┌────────
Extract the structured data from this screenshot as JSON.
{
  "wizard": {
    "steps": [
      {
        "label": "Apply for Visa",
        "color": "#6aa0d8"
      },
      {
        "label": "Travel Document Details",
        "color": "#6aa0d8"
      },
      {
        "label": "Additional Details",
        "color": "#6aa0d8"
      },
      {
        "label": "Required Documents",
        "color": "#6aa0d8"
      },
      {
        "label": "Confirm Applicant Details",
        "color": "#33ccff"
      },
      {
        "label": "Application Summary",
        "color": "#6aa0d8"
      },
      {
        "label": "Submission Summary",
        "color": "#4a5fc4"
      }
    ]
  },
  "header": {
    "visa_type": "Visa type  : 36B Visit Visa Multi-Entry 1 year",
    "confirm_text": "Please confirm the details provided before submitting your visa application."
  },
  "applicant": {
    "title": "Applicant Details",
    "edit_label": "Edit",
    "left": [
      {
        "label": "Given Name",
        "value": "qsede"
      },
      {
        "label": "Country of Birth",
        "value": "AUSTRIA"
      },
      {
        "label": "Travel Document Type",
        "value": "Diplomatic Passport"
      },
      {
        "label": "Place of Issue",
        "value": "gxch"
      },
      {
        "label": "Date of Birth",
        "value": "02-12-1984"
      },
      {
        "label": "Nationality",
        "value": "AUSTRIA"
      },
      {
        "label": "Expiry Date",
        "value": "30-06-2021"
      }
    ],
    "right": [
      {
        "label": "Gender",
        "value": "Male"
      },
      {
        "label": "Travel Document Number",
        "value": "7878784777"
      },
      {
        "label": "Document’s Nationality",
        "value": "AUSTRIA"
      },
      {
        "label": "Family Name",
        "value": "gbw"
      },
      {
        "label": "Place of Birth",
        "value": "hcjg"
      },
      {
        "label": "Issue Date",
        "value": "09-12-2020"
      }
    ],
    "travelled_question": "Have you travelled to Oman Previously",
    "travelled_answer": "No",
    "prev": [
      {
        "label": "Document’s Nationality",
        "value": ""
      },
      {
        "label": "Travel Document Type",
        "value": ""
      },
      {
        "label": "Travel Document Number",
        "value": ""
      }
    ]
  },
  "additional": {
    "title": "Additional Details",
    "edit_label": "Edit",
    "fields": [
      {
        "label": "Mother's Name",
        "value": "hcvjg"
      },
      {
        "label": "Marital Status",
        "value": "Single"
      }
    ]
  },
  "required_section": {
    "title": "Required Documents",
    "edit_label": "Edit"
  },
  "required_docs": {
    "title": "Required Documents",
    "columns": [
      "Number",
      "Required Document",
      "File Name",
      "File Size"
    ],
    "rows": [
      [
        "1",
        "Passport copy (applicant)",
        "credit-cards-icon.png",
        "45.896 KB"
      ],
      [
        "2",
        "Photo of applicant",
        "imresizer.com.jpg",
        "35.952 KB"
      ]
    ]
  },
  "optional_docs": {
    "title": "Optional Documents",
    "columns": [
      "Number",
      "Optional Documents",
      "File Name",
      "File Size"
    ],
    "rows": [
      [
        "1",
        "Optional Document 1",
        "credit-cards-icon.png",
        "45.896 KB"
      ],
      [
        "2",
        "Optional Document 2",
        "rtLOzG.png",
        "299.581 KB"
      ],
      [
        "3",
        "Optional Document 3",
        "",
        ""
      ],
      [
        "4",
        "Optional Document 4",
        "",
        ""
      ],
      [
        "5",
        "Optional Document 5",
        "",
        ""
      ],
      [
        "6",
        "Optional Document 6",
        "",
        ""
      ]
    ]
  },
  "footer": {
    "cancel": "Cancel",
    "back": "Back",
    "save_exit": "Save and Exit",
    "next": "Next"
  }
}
└────────
Task directions> Each entry above needs to be retyped exactly.

Task response>
Extract the structured data from this screenshot as JSON.
{
  "wizard": {
    "steps": [
      {
        "label": "Apply for Visa",
        "color": "#6aa0d8"
      },
      {
        "label": "Travel Document Details",
        "color": "#6aa0d8"
      },
      {
        "label": "Additional Details",
        "color": "#6aa0d8"
      },
      {
        "label": "Required Documents",
        "color": "#6aa0d8"
      },
      {
        "label": "Confirm Applicant Details",
        "color": "#33ccff"
      },
      {
        "label": "Application Summary",
        "color": "#6aa0d8"
      },
      {
        "label": "Submission Summary",
        "color": "#4a5fc4"
      }
    ]
  },
  "header": {
    "visa_type": "Visa type  : 36B Visit Visa Multi-Entry 1 year",
    "confirm_text": "Please confirm the details provided before submitting your visa application."
  },
  "applicant": {
    "title": "Applicant Details",
    "edit_label": "Edit",
    "left": [
      {
        "label": "Given Name",
        "value": "qsede"
      },
      {
        "label": "Country of Birth",
        "value": "AUSTRIA"
      },
      {
        "label": "Travel Document Type",
        "value": "Diplomatic Passport"
      },
      {
        "label": "Place of Issue",
        "value": "gxch"
      },
      {
        "label": "Date of Birth",
        "value": "02-12-1984"
      },
      {
        "label": "Nationality",
        "value": "AUSTRIA"
      },
      {
        "label": "Expiry Date",
        "value": "30-06-2021"
      }
    ],
    "right": [
      {
        "label": "Gender",
        "value": "Male"
      },
      {
        "label": "Travel Document Number",
        "value": "7878784777"
      },
      {
        "label": "Document’s Nationality",
        "value": "AUSTRIA"
      },
      {
        "label": "Family Name",
        "value": "gbw"
      },
      {
        "label": "Place of Birth",
        "value": "hcjg"
      },
      {
        "label": "Issue Date",
        "value": "09-12-2020"
      }
    ],
    "travelled_question": "Have you travelled to Oman Previously",
    "travelled_answer": "No",
    "prev": [
      {
        "label": "Document’s Nationality",
        "value": ""
      },
      {
        "label": "Travel Document Type",
        "value": ""
      },
      {
        "label": "Travel Document Number",
        "value": ""
      }
    ]
  },
  "additional": {
    "title": "Additional Details",
    "edit_label": "Edit",
    "fields": [
      {
        "label": "Mother's Name",
        "value": "hcvjg"
      },
      {
        "label": "Marital Status",
        "value": "Single"
      }
    ]
  },
  "required_section": {
    "title": "Required Documents",
    "edit_label": "Edit"
  },
  "required_docs": {
    "title": "Required Documents",
    "columns": [
      "Number",
      "Required Document",
      "File Name",
      "File Size"
    ],
    "rows": [
      [
        "1",
        "Passport copy (applicant)",
        "credit-cards-icon.png",
        "45.896 KB"
      ],
      [
        "2",
        "Photo of applicant",
        "imresizer.com.jpg",
        "35.952 KB"
      ]
    ]
  },
  "optional_docs": {
    "title": "Optional Documents",
    "columns": [
      "Number",
      "Optional Documents",
      "File Name",
      "File Size"
    ],
    "rows": [
      [
        "1",
        "Optional Document 1",
        "credit-cards-icon.png",
        "45.896 KB"
      ],
      [
        "2",
        "Optional Document 2",
        "rtLOzG.png",
        "299.581 KB"
      ],
      [
        "3",
        "Optional Document 3",
        "",
        ""
      ],
      [
        "4",
        "Optional Document 4",
        "",
        ""
      ],
      [
        "5",
        "Optional Document 5",
        "",
        ""
      ],
      [
        "6",
        "Optional Document 6",
        "",
        ""
      ]
    ]
  },
  "footer": {
    "cancel": "Cancel",
    "back": "Back",
    "save_exit": "Save and Exit",
    "next": "Next"
  }
}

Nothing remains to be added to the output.